Data lines:
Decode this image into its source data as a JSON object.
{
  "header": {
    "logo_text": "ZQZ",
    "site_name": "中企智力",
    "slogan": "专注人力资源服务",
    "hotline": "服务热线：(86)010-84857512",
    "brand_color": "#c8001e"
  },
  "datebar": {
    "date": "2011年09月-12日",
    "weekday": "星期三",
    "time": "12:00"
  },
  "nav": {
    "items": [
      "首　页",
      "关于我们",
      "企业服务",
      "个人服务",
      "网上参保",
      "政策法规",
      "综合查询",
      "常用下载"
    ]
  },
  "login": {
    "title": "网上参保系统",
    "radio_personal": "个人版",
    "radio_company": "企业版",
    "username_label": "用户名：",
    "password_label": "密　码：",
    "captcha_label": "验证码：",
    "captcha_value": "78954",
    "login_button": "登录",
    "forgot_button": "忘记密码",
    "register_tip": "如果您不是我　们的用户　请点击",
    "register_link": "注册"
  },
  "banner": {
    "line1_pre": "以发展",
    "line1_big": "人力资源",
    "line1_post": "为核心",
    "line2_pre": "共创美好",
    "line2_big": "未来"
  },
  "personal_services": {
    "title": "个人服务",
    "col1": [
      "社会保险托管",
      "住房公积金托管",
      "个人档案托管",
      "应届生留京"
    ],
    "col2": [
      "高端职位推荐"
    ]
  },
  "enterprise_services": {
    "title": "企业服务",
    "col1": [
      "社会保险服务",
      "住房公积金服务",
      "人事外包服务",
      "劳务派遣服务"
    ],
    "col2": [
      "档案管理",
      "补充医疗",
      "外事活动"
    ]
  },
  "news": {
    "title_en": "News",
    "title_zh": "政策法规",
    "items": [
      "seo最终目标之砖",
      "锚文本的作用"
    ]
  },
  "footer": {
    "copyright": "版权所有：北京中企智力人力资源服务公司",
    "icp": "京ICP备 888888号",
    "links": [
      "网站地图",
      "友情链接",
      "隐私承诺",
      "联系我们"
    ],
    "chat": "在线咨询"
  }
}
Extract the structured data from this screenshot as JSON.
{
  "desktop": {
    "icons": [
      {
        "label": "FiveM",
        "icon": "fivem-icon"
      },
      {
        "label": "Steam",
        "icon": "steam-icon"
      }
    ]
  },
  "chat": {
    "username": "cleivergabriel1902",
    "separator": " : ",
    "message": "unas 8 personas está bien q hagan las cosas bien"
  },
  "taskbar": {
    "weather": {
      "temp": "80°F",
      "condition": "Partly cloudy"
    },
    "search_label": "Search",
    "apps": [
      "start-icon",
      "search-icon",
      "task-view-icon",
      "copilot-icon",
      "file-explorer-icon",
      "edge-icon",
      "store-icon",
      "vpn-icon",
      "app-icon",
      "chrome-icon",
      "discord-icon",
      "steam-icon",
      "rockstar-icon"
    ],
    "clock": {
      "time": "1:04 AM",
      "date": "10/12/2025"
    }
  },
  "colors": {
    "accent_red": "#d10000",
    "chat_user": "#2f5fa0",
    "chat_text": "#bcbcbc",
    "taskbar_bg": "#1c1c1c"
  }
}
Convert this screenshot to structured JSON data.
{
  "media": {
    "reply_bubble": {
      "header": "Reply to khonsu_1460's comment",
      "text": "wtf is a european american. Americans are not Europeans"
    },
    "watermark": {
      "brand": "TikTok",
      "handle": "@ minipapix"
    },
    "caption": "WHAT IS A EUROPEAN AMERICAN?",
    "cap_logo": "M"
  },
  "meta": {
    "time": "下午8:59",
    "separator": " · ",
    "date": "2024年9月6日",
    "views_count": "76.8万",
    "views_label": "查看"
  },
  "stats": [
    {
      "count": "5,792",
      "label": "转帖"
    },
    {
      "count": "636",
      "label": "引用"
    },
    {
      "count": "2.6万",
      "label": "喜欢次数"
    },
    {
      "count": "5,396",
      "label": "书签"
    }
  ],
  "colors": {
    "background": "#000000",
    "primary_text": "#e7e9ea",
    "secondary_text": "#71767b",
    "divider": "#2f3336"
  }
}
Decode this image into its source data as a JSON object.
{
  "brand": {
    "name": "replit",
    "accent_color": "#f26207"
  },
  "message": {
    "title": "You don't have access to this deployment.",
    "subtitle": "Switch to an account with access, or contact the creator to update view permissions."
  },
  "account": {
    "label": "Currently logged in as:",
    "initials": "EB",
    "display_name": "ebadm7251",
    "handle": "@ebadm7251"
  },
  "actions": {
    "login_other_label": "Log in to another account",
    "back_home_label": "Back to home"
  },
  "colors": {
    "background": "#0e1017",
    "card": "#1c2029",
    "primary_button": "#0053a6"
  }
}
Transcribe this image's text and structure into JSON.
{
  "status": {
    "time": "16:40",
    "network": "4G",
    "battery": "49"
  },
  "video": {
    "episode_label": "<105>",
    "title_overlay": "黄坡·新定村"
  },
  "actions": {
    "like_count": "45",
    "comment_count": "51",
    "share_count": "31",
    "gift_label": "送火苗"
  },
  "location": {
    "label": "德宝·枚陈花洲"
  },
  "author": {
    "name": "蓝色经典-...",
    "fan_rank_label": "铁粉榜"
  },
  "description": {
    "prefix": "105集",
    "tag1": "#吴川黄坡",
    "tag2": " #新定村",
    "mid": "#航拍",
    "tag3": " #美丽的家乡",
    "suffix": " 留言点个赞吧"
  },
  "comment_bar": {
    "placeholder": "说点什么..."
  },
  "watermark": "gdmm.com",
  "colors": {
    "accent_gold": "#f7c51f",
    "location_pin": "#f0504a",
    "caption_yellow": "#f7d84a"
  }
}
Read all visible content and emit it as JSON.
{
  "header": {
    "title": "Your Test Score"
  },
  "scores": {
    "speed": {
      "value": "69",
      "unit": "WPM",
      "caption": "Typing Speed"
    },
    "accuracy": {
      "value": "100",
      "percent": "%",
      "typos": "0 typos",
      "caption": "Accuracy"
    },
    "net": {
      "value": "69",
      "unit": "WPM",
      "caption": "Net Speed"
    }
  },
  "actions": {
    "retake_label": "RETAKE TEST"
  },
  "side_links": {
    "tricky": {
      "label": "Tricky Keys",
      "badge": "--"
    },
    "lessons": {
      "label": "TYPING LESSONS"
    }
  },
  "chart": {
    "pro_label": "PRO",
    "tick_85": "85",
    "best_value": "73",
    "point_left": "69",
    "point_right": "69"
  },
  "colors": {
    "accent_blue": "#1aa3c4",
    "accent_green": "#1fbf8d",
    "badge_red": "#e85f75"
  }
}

Exercise task: Output all of the data again. Match it exactly.

Solution to this problem:
Decode this image into its source data as a JSON object.
{
  "header": {
    "logo_text": "ZQZ",
    "site_name": "中企智力",
    "slogan": "专注人力资源服务",
    "hotline": "服务热线：(86)010-84857512",
    "brand_color": "#c8001e"
  },
  "datebar": {
    "date": "2011年09月-12日",
    "weekday": "星期三",
    "time": "12:00"
  },
  "nav": {
    "items": [
      "首　页",
      "关于我们",
      "企业服务",
      "个人服务",
      "网上参保",
      "政策法规",
      "综合查询",
      "常用下载"
    ]
  },
  "login": {
    "title": "网上参保系统",
    "radio_personal": "个人版",
    "radio_company": "企业版",
    "username_label": "用户名：",
    "password_label": "密　码：",
    "captcha_label": "验证码：",
    "captcha_value": "78954",
    "login_button": "登录",
    "forgot_button": "忘记密码",
    "register_tip": "如果您不是我　们的用户　请点击",
    "register_link": "注册"
  },
  "banner": {
    "line1_pre": "以发展",
    "line1_big": "人力资源",
    "line1_post": "为核心",
    "line2_pre": "共创美好",
    "line2_big": "未来"
  },
  "personal_services": {
    "title": "个人服务",
    "col1": [
      "社会保险托管",
      "住房公积金托管",
      "个人档案托管",
      "应届生留京"
    ],
    "col2": [
      "高端职位推荐"
    ]
  },
  "enterprise_services": {
    "title": "企业服务",
    "col1": [
      "社会保险服务",
      "住房公积金服务",
      "人事外包服务",
      "劳务派遣服务"
    ],
    "col2": [
      "档案管理",
      "补充医疗",
      "外事活动"
    ]
  },
  "news": {
    "title_en": "News",
    "title_zh": "政策法规",
    "items": [
      "seo最终目标之砖",
      "锚文本的作用"
    ]
  },
  "footer": {
    "copyright": "版权所有：北京中企智力人力资源服务公司",
    "icp": "京ICP备 888888号",
    "links": [
      "网站地图",
      "友情链接",
      "隐私承诺",
      "联系我们"
    ],
    "chat": "在线咨询"
  }
}
Extract the structured data from this screenshot as JSON.
{
  "desktop": {
    "icons": [
      {
        "label": "FiveM",
        "icon": "fivem-icon"
      },
      {
        "label": "Steam",
        "icon": "steam-icon"
      }
    ]
  },
  "chat": {
    "username": "cleivergabriel1902",
    "separator": " : ",
    "message": "unas 8 personas está bien q hagan las cosas bien"
  },
  "taskbar": {
    "weather": {
      "temp": "80°F",
      "condition": "Partly cloudy"
    },
    "search_label": "Search",
    "apps": [
      "start-icon",
      "search-icon",
      "task-view-icon",
      "copilot-icon",
      "file-explorer-icon",
      "edge-icon",
      "store-icon",
      "vpn-icon",
      "app-icon",
      "chrome-icon",
      "discord-icon",
      "steam-icon",
      "rockstar-icon"
    ],
    "clock": {
      "time": "1:04 AM",
      "date": "10/12/2025"
    }
  },
  "colors": {
    "accent_red": "#d10000",
    "chat_user": "#2f5fa0",
    "chat_text": "#bcbcbc",
    "taskbar_bg": "#1c1c1c"
  }
}
Convert this screenshot to structured JSON data.
{
  "media": {
    "reply_bubble": {
      "header": "Reply to khonsu_1460's comment",
      "text": "wtf is a european american. Americans are not Europeans"
    },
    "watermark": {
      "brand": "TikTok",
      "handle": "@ minipapix"
    },
    "caption": "WHAT IS A EUROPEAN AMERICAN?",
    "cap_logo": "M"
  },
  "meta": {
    "time": "下午8:59",
    "separator": " · ",
    "date": "2024年9月6日",
    "views_count": "76.8万",
    "views_label": "查看"
  },
  "stats": [
    {
      "count": "5,792",
      "label": "转帖"
    },
    {
      "count": "636",
      "label": "引用"
    },
    {
      "count": "2.6万",
      "label": "喜欢次数"
    },
    {
      "count": "5,396",
      "label": "书签"
    }
  ],
  "colors": {
    "background": "#000000",
    "primary_text": "#e7e9ea",
    "secondary_text": "#71767b",
    "divider": "#2f3336"
  }
}
Decode this image into its source data as a JSON object.
{
  "brand": {
    "name": "replit",
    "accent_color": "#f26207"
  },
  "message": {
    "title": "You don't have access to this deployment.",
    "subtitle": "Switch to an account with access, or contact the creator to update view permissions."
  },
  "account": {
    "label": "Currently logged in as:",
    "initials": "EB",
    "display_name": "ebadm7251",
    "handle": "@ebadm7251"
  },
  "actions": {
    "login_other_label": "Log in to another account",
    "back_home_label": "Back to home"
  },
  "colors": {
    "background": "#0e1017",
    "card": "#1c2029",
    "primary_button": "#0053a6"
  }
}
Transcribe this image's text and structure into JSON.
{
  "status": {
    "time": "16:40",
    "network": "4G",
    "battery": "49"
  },
  "video": {
    "episode_label": "<105>",
    "title_overlay": "黄坡·新定村"
  },
  "actions": {
    "like_count": "45",
    "comment_count": "51",
    "share_count": "31",
    "gift_label": "送火苗"
  },
  "location": {
    "label": "德宝·枚陈花洲"
  },
  "author": {
    "name": "蓝色经典-...",
    "fan_rank_label": "铁粉榜"
  },
  "description": {
    "prefix": "105集",
    "tag1": "#吴川黄坡",
    "tag2": " #新定村",
    "mid": "#航拍",
    "tag3": " #美丽的家乡",
    "suffix": " 留言点个赞吧"
  },
  "comment_bar": {
    "placeholder": "说点什么..."
  },
  "watermark": "gdmm.com",
  "colors": {
    "accent_gold": "#f7c51f",
    "location_pin": "#f0504a",
    "caption_yellow": "#f7d84a"
  }
}
Read all visible content and emit it as JSON.
{
  "header": {
    "title": "Your Test Score"
  },
  "scores": {
    "speed": {
      "value": "69",
      "unit": "WPM",
      "caption": "Typing Speed"
    },
    "accuracy": {
      "value": "100",
      "percent": "%",
      "typos": "0 typos",
      "caption": "Accuracy"
    },
    "net": {
      "value": "69",
      "unit": "WPM",
      "caption": "Net Speed"
    }
  },
  "actions": {
    "retake_label": "RETAKE TEST"
  },
  "side_links": {
    "tricky": {
      "label": "Tricky Keys",
      "badge": "--"
    },
    "lessons": {
      "label": "TYPING LESSONS"
    }
  },
  "chart": {
    "pro_label": "PRO",
    "tick_85": "85",
    "best_value": "73",
    "point_left": "69",
    "point_right": "69"
  },
  "colors": {
    "accent_blue": "#1aa3c4",
    "accent_green": "#1fbf8d",
    "badge_red": "#e85f75"
  }
}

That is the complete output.